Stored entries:
____________________
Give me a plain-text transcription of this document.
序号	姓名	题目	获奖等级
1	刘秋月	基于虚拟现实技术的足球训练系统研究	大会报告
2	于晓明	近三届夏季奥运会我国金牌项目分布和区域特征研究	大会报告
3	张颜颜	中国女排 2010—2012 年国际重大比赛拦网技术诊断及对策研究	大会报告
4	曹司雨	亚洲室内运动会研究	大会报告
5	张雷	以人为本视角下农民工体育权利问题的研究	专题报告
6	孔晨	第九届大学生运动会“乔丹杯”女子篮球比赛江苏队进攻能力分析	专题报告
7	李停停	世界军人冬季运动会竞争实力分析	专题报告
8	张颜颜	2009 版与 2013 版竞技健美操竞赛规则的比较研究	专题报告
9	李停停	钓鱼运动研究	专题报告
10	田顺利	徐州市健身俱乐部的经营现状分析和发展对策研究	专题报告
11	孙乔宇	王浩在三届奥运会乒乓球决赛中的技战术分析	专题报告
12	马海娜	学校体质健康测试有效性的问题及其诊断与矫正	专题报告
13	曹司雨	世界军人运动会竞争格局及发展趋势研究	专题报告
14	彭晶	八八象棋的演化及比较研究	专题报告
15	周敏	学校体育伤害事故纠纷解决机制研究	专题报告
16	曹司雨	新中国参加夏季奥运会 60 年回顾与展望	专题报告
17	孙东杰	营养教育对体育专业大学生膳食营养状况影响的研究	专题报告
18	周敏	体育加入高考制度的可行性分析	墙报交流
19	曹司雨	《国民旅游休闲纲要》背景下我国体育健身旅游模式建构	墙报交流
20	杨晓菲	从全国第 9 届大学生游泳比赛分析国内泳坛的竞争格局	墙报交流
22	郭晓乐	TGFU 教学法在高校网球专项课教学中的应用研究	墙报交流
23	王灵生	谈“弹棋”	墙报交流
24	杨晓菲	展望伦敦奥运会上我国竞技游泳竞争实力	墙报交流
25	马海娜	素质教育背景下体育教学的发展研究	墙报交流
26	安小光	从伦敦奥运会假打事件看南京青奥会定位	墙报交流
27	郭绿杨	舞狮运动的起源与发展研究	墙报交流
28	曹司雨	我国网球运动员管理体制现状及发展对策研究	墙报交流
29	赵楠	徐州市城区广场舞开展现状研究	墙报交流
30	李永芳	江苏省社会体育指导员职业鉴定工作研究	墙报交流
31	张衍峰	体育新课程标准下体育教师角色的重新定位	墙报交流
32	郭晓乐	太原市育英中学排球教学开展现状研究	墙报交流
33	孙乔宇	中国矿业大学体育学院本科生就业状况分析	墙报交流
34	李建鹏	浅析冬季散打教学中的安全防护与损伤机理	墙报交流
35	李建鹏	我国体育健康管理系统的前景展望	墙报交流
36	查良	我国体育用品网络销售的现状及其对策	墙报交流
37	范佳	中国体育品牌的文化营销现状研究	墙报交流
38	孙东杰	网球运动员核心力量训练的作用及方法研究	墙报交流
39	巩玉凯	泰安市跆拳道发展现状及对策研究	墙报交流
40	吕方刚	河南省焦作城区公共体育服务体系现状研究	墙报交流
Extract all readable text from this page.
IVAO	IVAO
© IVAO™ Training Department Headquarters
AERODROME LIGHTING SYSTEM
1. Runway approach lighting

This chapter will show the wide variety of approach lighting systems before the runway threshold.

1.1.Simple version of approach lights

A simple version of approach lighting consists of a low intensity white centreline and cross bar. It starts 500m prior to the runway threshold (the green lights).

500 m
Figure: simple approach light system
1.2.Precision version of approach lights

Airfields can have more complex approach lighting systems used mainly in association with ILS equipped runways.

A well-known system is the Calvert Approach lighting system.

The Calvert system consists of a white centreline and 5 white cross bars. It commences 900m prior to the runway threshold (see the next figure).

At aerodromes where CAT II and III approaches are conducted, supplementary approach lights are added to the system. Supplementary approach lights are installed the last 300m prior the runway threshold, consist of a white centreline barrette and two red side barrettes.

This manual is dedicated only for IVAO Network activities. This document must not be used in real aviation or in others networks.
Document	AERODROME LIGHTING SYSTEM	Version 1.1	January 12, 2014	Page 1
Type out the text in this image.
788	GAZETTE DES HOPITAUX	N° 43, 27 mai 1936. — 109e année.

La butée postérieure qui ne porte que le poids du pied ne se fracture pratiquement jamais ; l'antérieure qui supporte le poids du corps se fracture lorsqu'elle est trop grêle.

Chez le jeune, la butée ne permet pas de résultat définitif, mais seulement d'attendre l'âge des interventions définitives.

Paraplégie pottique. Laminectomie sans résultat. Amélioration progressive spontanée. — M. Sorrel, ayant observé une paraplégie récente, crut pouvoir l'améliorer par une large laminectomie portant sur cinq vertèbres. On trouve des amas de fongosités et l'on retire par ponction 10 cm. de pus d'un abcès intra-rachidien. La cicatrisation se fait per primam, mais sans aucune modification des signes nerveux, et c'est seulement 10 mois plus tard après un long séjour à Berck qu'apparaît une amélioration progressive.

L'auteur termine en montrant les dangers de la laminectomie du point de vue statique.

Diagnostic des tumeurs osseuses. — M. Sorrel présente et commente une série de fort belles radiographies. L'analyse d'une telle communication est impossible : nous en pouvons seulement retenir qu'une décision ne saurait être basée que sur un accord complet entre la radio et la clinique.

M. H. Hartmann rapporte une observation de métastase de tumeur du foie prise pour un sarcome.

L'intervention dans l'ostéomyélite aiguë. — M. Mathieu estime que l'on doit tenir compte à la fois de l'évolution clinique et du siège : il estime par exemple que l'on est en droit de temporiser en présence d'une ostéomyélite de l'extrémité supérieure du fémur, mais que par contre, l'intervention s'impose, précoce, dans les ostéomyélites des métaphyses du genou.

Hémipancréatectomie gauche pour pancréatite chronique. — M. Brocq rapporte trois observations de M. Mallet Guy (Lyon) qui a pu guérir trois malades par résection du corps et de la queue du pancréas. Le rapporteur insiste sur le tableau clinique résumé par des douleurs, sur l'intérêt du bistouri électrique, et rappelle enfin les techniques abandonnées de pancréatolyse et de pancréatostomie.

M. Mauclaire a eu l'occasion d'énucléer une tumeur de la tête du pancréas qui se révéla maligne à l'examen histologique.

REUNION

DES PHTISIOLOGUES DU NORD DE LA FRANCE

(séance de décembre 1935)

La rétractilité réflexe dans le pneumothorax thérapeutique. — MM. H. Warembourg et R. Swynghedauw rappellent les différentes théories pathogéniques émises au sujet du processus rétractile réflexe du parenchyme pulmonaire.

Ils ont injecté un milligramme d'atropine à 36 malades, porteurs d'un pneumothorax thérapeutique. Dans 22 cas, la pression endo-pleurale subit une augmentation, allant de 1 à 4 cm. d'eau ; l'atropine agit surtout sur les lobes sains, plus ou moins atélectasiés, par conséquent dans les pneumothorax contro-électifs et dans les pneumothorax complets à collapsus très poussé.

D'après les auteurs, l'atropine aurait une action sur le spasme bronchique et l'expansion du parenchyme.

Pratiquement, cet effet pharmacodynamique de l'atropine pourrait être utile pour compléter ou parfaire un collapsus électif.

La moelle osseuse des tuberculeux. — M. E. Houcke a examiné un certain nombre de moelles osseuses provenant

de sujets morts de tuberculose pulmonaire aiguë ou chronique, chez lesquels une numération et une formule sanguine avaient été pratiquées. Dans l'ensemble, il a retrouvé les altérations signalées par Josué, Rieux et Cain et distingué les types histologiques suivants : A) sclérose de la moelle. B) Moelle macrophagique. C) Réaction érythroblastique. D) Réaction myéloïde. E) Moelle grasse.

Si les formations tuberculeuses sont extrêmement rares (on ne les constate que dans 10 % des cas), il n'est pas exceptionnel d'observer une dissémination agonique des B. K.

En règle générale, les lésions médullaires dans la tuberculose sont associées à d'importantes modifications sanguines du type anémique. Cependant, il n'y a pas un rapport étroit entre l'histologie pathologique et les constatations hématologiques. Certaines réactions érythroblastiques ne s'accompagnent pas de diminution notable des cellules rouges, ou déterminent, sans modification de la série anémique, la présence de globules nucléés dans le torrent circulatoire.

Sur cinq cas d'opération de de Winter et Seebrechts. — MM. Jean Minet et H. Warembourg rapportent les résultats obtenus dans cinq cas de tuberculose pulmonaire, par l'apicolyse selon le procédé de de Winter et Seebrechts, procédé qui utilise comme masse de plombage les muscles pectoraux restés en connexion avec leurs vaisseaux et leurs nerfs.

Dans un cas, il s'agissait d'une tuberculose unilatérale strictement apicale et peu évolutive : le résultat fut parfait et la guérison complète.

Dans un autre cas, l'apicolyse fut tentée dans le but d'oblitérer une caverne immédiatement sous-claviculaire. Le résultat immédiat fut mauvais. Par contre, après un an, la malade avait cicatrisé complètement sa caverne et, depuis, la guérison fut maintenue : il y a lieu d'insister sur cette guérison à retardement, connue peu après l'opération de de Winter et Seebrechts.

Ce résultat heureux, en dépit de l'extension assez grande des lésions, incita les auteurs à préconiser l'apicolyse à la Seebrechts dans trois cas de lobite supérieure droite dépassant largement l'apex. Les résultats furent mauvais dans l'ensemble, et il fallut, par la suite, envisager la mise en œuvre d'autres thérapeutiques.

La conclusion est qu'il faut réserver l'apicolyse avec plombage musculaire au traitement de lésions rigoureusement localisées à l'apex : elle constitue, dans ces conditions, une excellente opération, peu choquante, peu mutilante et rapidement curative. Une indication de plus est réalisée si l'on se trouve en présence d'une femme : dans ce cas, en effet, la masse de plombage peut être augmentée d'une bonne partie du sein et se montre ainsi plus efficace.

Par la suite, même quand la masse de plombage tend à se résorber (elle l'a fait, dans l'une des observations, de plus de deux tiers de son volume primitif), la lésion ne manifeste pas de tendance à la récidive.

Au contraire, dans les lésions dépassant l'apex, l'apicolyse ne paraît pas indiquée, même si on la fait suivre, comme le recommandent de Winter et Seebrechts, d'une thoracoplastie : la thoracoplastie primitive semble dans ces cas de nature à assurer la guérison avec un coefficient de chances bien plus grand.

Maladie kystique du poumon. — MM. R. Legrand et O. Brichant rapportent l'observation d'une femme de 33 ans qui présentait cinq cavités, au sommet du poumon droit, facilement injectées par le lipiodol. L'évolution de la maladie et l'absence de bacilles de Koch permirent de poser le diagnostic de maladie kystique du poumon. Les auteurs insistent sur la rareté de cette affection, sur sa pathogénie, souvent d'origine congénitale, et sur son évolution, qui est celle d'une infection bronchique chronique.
____________________
**WORK INSTRUCTIONS:** Scan the material and collect every line that contains "effet".

**PROBLEM SOLUTION:**
Pratiquement, cet effet pharmacodynamique de l'atropine pourrait être utile pour compléter ou parfaire un collapsus électif.
La conclusion est qu'il faut réserver l'apicolyse avec plombage musculaire au traitement de lésions rigoureusement localisées à l'apex : elle constitue, dans ces conditions, une excellente opération, peu choquante, peu mutilante et rapidement curative. Une indication de plus est réalisée si l'on se trouve en présence d'une femme : dans ce cas, en effet, la masse de plombage peut être augmentée d'une bonne partie du sein et se montre ainsi plus efficace.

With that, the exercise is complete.